Task details —
Collect all lines from the records below that include the word "hexagonal".

Data provided —
☆ ☆ ☆ ☆ ☆ ☆ ☆

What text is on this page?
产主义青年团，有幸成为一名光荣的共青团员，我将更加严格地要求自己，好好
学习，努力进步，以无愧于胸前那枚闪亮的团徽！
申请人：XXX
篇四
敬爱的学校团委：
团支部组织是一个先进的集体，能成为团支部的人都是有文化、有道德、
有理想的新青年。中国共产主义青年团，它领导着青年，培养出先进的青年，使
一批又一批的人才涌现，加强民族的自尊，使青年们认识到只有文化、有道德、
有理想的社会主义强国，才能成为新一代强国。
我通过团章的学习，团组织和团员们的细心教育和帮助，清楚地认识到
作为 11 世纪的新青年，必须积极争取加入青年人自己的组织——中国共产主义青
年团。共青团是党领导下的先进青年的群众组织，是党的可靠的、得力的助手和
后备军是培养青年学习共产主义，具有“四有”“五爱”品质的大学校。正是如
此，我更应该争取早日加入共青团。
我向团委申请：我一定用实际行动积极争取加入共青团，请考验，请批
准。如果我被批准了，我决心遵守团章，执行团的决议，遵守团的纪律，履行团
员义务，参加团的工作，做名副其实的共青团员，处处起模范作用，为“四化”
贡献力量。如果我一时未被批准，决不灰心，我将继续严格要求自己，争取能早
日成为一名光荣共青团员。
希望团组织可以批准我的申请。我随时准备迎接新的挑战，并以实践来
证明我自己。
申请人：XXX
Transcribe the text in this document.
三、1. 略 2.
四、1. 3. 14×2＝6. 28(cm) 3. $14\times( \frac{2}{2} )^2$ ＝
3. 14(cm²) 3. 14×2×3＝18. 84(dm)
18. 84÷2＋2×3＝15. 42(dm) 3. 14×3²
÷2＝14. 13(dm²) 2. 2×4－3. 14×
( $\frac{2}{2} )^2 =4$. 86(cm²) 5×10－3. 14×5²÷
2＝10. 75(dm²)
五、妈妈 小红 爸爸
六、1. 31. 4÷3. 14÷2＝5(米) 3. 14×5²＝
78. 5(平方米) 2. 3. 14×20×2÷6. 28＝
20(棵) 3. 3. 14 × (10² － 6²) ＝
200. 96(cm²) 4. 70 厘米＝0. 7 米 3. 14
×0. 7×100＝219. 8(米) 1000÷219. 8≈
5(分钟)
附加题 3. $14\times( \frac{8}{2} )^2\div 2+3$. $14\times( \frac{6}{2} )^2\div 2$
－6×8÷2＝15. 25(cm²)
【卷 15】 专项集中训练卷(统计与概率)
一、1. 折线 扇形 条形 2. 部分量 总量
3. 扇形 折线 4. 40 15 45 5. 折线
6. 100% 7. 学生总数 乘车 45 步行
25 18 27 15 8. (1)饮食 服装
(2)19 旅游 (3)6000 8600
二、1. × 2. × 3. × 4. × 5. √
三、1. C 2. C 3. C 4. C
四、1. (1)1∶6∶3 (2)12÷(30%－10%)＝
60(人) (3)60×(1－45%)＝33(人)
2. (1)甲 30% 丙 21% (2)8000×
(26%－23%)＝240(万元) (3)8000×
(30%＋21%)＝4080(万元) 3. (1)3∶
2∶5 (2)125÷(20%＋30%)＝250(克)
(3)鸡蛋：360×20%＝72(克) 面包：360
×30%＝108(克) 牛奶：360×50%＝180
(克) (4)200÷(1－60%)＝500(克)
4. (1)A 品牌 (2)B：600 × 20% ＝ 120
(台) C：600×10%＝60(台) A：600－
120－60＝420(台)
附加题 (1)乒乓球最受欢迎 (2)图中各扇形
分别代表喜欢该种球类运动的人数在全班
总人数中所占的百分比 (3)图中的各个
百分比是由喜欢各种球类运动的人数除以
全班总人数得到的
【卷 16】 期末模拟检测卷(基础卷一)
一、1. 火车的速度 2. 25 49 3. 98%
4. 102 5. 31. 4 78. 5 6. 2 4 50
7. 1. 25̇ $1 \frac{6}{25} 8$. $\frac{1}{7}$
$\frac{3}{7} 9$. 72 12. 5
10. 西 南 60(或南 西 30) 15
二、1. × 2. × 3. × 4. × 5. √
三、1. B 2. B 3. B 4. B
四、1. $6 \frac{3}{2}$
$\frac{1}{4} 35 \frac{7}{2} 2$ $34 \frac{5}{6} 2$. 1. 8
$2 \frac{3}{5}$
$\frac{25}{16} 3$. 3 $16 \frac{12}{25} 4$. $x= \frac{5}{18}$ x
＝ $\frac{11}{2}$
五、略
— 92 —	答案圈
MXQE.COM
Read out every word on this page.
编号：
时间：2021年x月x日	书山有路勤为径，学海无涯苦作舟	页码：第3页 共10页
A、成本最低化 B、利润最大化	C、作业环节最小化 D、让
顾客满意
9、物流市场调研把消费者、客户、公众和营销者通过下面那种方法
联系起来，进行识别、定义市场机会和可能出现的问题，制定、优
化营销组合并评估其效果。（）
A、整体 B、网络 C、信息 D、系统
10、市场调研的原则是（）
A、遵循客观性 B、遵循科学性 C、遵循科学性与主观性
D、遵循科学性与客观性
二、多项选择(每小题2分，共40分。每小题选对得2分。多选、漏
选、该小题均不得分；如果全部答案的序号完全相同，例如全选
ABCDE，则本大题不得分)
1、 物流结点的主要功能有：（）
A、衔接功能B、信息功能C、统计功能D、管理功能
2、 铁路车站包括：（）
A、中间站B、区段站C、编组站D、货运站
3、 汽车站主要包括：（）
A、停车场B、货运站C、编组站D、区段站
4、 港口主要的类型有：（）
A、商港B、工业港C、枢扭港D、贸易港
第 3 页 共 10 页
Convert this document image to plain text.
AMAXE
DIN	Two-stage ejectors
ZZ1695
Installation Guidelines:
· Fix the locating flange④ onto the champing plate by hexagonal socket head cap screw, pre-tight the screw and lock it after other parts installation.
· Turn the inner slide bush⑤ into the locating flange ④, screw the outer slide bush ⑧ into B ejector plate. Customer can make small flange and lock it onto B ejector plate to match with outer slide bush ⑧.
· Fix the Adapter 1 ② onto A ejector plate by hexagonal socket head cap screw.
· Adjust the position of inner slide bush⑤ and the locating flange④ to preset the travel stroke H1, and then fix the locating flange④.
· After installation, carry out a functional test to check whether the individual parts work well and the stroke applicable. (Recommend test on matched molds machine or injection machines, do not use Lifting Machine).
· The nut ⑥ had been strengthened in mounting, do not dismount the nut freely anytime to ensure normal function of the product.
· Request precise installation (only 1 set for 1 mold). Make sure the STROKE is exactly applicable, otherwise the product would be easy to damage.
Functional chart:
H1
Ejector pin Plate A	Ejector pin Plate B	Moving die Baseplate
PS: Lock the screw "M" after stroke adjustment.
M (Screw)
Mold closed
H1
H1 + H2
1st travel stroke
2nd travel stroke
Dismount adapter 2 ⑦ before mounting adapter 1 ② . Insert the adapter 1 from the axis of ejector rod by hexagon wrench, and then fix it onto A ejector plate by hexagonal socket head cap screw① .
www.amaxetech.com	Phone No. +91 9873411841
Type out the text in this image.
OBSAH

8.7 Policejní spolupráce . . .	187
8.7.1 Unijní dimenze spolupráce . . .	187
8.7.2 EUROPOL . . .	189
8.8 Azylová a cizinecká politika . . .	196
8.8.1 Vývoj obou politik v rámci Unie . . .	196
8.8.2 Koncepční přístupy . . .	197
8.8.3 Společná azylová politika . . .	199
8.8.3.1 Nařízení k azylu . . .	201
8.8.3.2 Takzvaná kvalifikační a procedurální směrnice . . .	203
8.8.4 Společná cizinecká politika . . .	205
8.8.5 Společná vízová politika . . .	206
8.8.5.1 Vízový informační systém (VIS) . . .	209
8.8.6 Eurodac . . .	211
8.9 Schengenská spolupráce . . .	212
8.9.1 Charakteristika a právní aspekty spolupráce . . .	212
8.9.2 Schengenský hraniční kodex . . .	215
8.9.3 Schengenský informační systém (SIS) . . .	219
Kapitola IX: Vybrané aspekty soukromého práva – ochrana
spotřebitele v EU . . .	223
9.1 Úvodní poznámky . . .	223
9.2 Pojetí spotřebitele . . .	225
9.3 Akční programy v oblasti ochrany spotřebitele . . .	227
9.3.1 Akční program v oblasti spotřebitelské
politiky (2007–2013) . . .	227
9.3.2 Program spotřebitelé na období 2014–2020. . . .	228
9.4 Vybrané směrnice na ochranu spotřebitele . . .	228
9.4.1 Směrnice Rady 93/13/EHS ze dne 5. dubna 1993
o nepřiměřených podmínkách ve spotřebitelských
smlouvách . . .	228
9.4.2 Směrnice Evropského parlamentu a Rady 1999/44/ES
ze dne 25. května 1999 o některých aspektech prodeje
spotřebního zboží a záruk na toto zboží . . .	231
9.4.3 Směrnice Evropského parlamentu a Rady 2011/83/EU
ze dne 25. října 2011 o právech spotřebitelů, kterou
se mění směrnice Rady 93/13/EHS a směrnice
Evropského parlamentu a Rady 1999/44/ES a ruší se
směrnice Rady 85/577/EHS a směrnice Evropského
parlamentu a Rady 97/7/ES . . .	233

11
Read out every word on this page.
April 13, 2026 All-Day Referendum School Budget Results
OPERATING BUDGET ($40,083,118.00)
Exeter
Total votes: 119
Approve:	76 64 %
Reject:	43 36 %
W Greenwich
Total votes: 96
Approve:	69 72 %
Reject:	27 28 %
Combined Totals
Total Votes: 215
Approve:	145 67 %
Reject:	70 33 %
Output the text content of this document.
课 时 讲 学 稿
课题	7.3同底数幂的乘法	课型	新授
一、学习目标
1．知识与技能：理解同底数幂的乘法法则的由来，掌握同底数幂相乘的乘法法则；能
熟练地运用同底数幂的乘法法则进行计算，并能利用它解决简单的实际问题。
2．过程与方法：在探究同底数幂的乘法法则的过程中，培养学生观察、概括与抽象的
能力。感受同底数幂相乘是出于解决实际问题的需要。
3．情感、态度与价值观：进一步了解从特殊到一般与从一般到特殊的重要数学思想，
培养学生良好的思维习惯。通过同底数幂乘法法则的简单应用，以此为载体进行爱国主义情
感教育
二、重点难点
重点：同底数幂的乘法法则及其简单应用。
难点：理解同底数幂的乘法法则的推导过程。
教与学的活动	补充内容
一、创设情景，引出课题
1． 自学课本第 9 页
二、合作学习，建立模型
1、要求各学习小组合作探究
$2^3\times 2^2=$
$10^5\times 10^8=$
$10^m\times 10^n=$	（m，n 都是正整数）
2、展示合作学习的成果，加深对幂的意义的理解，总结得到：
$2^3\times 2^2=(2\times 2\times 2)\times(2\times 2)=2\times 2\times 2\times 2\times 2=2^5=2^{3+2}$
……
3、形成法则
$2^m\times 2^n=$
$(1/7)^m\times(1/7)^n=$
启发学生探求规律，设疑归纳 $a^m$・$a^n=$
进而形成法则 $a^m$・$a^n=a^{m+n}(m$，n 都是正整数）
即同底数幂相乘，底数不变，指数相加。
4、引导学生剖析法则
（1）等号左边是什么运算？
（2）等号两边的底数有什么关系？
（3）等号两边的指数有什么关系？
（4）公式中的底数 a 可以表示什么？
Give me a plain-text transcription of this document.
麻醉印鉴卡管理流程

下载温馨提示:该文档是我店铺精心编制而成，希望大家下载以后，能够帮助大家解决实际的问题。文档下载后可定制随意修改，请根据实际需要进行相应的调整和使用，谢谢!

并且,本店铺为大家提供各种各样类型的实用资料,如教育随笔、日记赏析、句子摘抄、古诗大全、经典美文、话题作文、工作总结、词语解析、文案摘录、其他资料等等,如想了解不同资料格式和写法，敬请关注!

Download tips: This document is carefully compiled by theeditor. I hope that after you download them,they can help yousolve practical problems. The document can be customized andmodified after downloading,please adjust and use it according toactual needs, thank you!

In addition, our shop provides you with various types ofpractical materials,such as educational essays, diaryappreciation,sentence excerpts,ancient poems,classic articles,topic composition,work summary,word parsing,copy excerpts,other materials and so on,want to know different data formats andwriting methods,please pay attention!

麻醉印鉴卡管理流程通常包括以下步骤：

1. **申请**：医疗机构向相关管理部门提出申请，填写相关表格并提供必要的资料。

☆ ☆ ☆ ☆ ☆ ☆ ☆

Output of the task —
· Fix the locating flange④ onto the champing plate by hexagonal socket head cap screw, pre-tight the screw and lock it after other parts installation.
· Fix the Adapter 1 ② onto A ejector plate by hexagonal socket head cap screw.
Dismount adapter 2 ⑦ before mounting adapter 1 ② . Insert the adapter 1 from the axis of ejector rod by hexagon wrench, and then fix it onto A ejector plate by hexagonal socket head cap screw① .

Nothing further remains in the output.